## TASK INSTRUCTIONS
a. Do these statements agree with the Gallipoli excerpt? Answer yes or no for each, quoting the deciding words of the text.
(i) Winston Churchill presents himself in The World Crisis as the instigator of the campaign.
(ii) C Aspinall-Oglander was the Australian Official Historian.
(iii) C.E.W. Bean looked for moments where British bungling cost Australians victory.
b. Answer these questions from the Gallipoli excerpt, one per line:
(i) In what year was the Gallipoli campaign fought?
(ii) Which two modern nations might the campaign have laid the foundations of?
(iii) Which historian was a member of General Ian Hamilton's staff at Gallipoli?
c. Set down a passage of the Gallipoli excerpt word for word, beginning at the words "Monash University Publishing |" and stopping after "Turkey and Australia.".

## SELECTED EXCERPT

Monash University Publishing | Contacts Page
Monash University Publishing: Advancing knowledge

Beyond Gallipoli: New Perspectives on Anzac


Chapter 1



Robin Prior

The myths surrounding the Gallipoli campaign in 1915 are so numerous that they easily exceed the mythology of all the other campaigns of the Great War combined. The Gallipoli myths range widely. They cover such issues as whether particular incidents in the campaign represented potentially victorious turning points, whether the campaign if successful could have shortened the war, whether inadequacies of the men and their leaders led to failure or whether it laid the foundations of two modern nations, Turkey and Australia.

It is hard to say why such a range of myths grew up around the Gallipoli campaign. But certainly, some very strong-minded individuals who wrote histories of the campaign had vested interests in the propagation of these myths. Winston Churchill, who presents himself in The World Crisis as the instigator of the campaign, believed that its ruination brought about the (temporary) ruination of his own career. So he sifted through the evidence to find instances of military bungling and opportunities thrown away.1 C.E.W. Bean, the Australian Official Historian, sought out moments where the bungling of the British cost Australians victory. He was the first to see how the birth of an Australia no longer subordinate to the Mother Country could originate on the beaches of Gallipoli. C Aspinall-Oglander, the British Official historian of the campaign, and a member of General Ian Hamilton’s staff at Gallipoli, sought moments where sloth and incompetence in lower order commanders brought to nothing many of the plans he had devised. The myths abound but in the limited space available I have focused on the major ones.

## DATASET CONTENT

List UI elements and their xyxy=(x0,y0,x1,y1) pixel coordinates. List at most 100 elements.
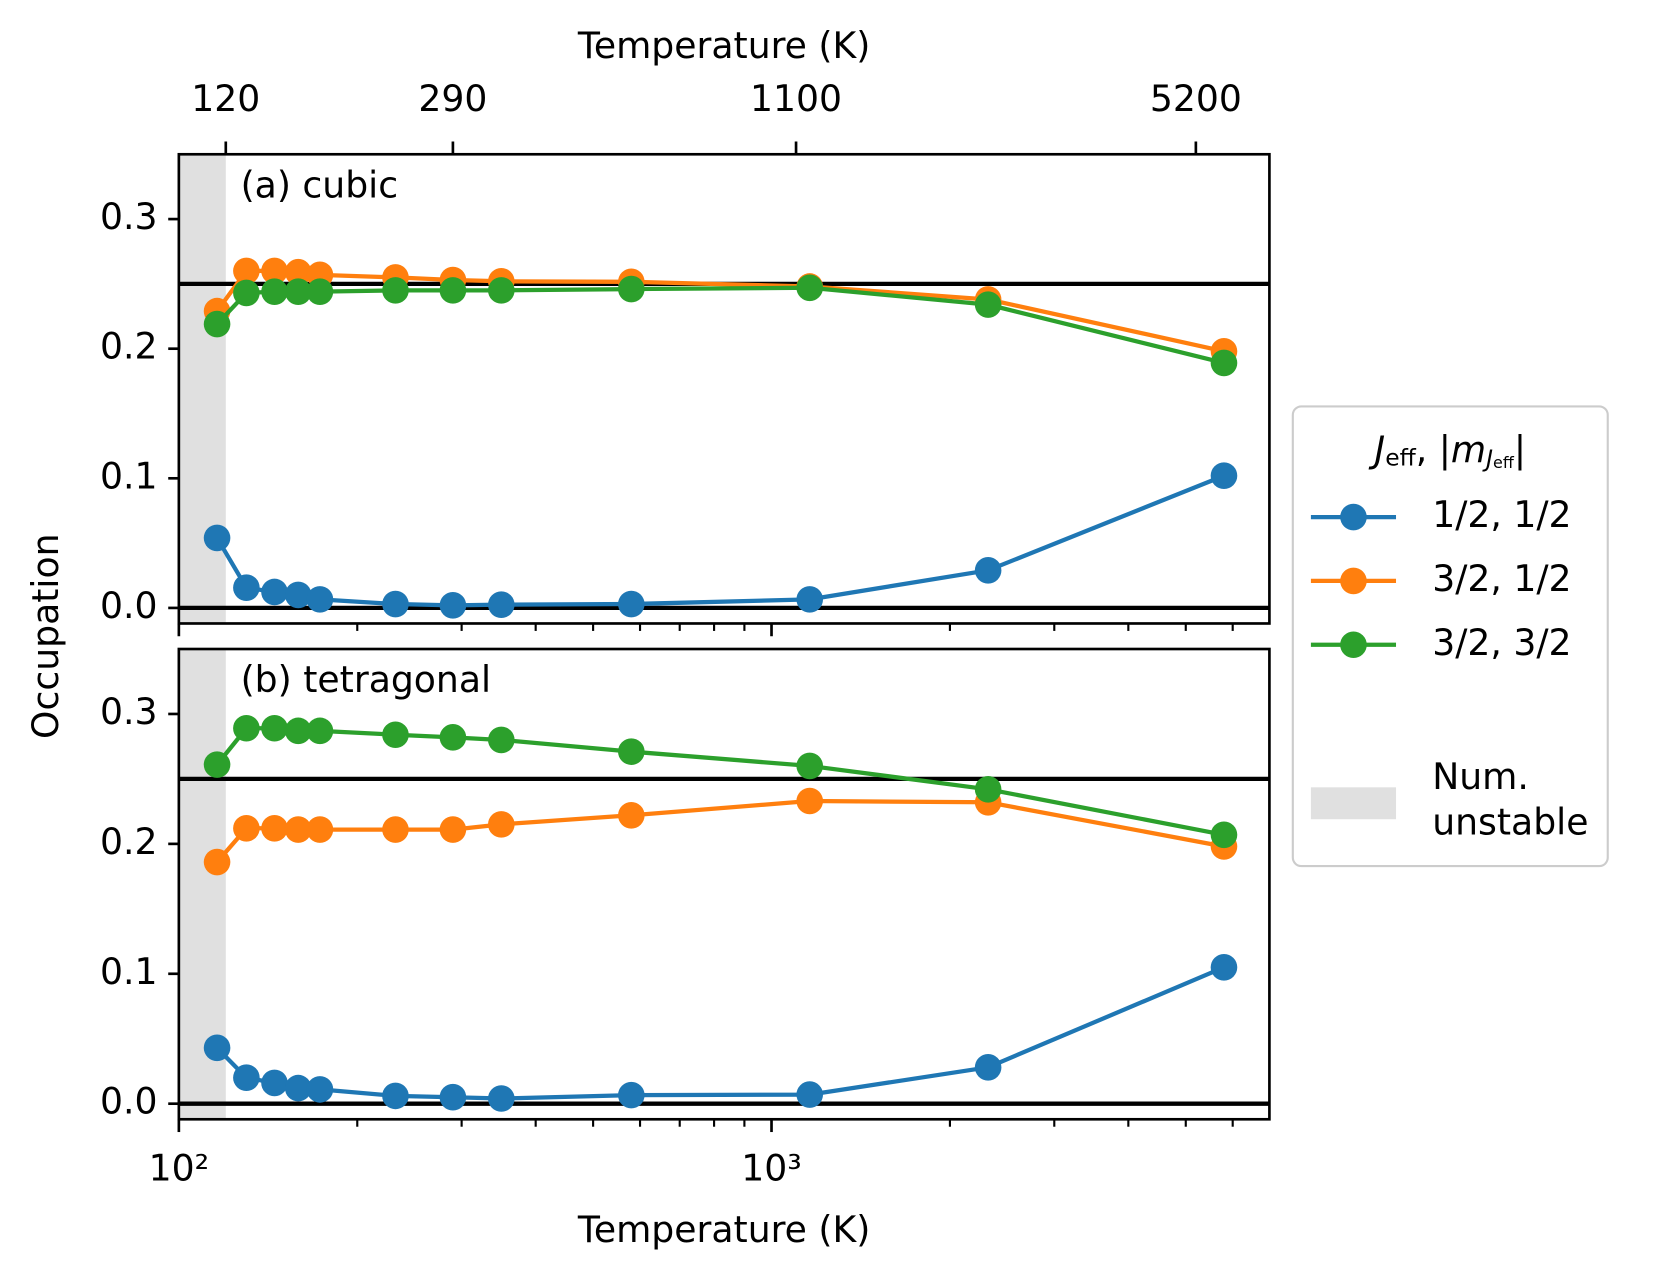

## LIST OF SOLUTIONS
a.
(i) Yes: "Winston Churchill, who presents himself in The World Crisis as the instigator of the campaign"
(ii) No: "C Aspinall-Oglander, the British Official historian of the campaign"
(iii) Yes: "sought out moments where the bungling of the British cost Australians victory"

b.
(i) 1915
(ii) Turkey and Australia
(iii) C Aspinall-Oglander

c.
Monash University Publishing | Contacts Page
Monash University Publishing: Advancing knowledge

Beyond Gallipoli: New Perspectives on Anzac


Chapter 1



Robin Prior

The myths surrounding the Gallipoli campaign in 1915 are so numerous that they easily exceed the mythology of all the other campaigns of the Great War combined. The Gallipoli myths range widely. They cover such issues as whether particular incidents in the campaign represented potentially victorious turning points, whether the campaign if successful could have shortened the war, whether inadequacies of the men and their leaders led to failure or whether it laid the foundations of two modern nations, Turkey and Australia.